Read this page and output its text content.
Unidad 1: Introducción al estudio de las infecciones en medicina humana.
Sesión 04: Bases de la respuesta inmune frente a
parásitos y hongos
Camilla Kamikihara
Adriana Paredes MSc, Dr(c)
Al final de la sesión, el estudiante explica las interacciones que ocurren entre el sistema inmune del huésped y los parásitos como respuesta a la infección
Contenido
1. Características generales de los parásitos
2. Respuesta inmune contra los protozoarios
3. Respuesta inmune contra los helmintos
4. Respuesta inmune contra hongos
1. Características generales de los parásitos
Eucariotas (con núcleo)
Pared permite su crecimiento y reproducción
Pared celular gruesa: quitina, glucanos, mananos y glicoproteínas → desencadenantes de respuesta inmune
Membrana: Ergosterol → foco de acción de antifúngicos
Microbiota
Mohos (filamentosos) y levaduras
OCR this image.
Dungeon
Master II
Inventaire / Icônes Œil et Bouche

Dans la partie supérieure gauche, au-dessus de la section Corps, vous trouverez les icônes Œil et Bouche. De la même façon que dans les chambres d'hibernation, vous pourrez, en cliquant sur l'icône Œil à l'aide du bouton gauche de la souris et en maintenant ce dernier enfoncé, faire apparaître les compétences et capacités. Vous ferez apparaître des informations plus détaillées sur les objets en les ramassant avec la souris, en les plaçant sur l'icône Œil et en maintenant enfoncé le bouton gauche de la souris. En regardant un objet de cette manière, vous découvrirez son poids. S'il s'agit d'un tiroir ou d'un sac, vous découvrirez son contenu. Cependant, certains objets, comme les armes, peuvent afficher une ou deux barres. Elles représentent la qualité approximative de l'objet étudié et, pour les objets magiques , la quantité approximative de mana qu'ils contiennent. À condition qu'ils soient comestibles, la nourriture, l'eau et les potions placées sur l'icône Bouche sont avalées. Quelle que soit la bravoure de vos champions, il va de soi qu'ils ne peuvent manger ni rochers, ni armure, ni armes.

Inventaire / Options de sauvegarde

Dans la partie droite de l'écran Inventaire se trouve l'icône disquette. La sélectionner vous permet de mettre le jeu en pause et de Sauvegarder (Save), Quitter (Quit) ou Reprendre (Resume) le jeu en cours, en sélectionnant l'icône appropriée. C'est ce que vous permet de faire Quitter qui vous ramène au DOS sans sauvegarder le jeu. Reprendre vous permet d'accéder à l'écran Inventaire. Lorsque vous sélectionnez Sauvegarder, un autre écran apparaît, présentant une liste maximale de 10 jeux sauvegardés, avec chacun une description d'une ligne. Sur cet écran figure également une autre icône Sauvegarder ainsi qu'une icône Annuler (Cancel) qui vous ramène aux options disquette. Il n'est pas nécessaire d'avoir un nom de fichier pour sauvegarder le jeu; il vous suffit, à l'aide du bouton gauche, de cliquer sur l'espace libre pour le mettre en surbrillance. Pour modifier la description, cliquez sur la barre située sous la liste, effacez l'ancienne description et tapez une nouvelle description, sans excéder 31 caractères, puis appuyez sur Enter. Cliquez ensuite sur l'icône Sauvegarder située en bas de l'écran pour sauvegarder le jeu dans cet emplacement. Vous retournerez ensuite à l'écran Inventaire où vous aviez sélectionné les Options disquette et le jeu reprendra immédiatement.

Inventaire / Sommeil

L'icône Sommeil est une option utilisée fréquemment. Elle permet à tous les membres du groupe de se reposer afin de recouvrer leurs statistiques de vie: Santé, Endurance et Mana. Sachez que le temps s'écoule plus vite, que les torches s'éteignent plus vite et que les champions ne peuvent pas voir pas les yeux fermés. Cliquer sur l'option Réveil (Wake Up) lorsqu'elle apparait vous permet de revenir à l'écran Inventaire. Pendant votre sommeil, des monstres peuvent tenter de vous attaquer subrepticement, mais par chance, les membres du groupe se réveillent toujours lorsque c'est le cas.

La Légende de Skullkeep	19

> **Stated goal**
Find every line in the listing that holds the string "this", then say how many there are as a bare number.

> **Full response**
2